Required work
Extract all lines containing "level".

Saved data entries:

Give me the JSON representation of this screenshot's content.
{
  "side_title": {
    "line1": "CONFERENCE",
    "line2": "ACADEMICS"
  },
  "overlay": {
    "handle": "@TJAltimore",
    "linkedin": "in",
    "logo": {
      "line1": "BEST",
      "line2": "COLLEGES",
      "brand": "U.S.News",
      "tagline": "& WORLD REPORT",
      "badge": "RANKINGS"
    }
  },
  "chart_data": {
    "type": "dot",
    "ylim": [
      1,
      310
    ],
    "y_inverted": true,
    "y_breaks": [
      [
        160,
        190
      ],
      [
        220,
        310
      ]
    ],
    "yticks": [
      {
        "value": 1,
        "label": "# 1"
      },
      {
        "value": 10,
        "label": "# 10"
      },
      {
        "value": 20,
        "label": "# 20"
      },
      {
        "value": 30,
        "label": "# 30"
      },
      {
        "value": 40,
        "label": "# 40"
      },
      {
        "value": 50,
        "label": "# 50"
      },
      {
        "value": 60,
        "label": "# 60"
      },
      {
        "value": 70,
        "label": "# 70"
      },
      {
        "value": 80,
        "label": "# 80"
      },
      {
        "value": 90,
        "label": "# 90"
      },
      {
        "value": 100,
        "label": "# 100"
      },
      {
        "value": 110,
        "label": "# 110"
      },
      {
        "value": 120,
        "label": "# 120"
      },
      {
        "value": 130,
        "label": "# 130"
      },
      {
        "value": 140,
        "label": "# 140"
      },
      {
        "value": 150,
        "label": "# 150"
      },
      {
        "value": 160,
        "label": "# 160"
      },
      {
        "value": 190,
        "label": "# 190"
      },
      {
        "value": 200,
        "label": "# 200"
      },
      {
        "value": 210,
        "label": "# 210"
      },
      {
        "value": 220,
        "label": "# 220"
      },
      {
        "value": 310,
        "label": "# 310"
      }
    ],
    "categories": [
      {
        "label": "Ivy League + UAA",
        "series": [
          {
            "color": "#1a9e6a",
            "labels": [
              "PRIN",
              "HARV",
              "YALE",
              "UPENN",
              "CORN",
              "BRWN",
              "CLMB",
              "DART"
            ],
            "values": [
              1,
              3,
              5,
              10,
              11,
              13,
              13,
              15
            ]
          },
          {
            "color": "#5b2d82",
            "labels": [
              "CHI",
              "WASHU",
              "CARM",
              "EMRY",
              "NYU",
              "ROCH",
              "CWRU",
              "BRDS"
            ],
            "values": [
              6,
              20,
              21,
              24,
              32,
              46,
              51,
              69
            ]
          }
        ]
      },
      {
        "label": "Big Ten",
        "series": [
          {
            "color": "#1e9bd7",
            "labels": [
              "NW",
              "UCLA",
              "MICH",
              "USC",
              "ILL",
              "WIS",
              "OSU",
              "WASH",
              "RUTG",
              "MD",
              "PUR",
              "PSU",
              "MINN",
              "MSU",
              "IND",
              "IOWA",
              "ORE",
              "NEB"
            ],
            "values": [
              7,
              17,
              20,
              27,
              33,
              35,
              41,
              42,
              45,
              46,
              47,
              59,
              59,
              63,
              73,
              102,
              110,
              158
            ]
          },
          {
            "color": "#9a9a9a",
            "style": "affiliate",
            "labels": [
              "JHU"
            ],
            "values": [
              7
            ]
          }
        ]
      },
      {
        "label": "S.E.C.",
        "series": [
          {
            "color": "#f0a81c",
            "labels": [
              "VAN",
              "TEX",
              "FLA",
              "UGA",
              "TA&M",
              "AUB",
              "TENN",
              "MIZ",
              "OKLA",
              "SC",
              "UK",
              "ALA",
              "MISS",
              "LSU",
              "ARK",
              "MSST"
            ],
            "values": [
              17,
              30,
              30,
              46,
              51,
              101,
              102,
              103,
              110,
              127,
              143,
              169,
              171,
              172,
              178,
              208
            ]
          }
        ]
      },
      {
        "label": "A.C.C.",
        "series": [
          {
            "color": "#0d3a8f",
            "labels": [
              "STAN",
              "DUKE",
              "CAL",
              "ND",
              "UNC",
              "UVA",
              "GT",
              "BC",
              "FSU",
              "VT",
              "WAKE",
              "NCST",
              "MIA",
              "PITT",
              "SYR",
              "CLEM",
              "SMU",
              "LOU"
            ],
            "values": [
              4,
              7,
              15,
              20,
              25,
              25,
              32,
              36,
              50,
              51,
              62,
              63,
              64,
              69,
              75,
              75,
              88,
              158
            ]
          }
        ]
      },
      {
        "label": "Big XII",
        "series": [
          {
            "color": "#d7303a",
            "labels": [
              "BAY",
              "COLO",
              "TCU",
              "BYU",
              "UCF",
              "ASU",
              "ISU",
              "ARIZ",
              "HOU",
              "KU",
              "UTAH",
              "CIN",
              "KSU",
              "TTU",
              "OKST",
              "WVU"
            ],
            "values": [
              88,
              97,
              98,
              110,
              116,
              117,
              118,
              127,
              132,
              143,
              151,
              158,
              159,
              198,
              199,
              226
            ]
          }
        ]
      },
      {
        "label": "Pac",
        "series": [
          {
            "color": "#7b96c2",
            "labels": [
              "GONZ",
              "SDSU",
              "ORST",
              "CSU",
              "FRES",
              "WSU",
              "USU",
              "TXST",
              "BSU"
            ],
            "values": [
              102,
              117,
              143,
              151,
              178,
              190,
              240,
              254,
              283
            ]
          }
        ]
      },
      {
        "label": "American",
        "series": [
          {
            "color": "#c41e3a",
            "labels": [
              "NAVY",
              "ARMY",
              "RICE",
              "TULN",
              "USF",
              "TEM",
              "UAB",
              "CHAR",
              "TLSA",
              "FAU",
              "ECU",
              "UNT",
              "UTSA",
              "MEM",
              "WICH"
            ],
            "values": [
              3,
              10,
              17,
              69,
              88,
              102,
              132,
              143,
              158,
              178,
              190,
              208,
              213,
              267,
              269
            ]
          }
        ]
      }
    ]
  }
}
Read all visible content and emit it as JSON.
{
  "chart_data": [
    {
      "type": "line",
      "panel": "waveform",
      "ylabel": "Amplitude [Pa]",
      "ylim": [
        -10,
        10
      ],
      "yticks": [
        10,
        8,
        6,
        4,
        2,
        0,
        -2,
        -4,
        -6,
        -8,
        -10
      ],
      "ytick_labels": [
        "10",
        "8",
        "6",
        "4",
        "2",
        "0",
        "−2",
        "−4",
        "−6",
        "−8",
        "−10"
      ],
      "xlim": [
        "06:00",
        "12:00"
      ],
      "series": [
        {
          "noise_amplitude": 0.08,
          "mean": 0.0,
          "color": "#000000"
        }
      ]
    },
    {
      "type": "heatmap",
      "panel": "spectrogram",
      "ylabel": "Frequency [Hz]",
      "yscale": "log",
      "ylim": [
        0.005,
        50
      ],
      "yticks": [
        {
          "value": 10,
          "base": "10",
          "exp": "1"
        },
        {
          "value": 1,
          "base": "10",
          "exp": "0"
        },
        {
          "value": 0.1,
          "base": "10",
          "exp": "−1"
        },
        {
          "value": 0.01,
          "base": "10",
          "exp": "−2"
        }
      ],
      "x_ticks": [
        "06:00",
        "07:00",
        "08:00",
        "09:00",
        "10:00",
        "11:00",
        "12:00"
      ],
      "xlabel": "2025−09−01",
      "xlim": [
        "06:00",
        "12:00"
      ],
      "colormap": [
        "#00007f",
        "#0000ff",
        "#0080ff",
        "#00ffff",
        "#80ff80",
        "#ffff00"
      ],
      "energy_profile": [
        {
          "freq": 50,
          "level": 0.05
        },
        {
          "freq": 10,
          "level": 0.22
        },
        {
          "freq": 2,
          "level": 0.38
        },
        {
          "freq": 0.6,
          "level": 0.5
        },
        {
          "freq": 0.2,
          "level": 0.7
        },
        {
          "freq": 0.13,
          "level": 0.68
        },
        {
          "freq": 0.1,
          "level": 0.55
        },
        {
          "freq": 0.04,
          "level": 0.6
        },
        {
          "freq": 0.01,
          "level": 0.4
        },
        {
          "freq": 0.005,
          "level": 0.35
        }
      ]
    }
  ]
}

Task answer
          "level": 0.05
          "level": 0.22
          "level": 0.38
          "level": 0.5
          "level": 0.7
          "level": 0.68
          "level": 0.55
          "level": 0.6
          "level": 0.4
          "level": 0.35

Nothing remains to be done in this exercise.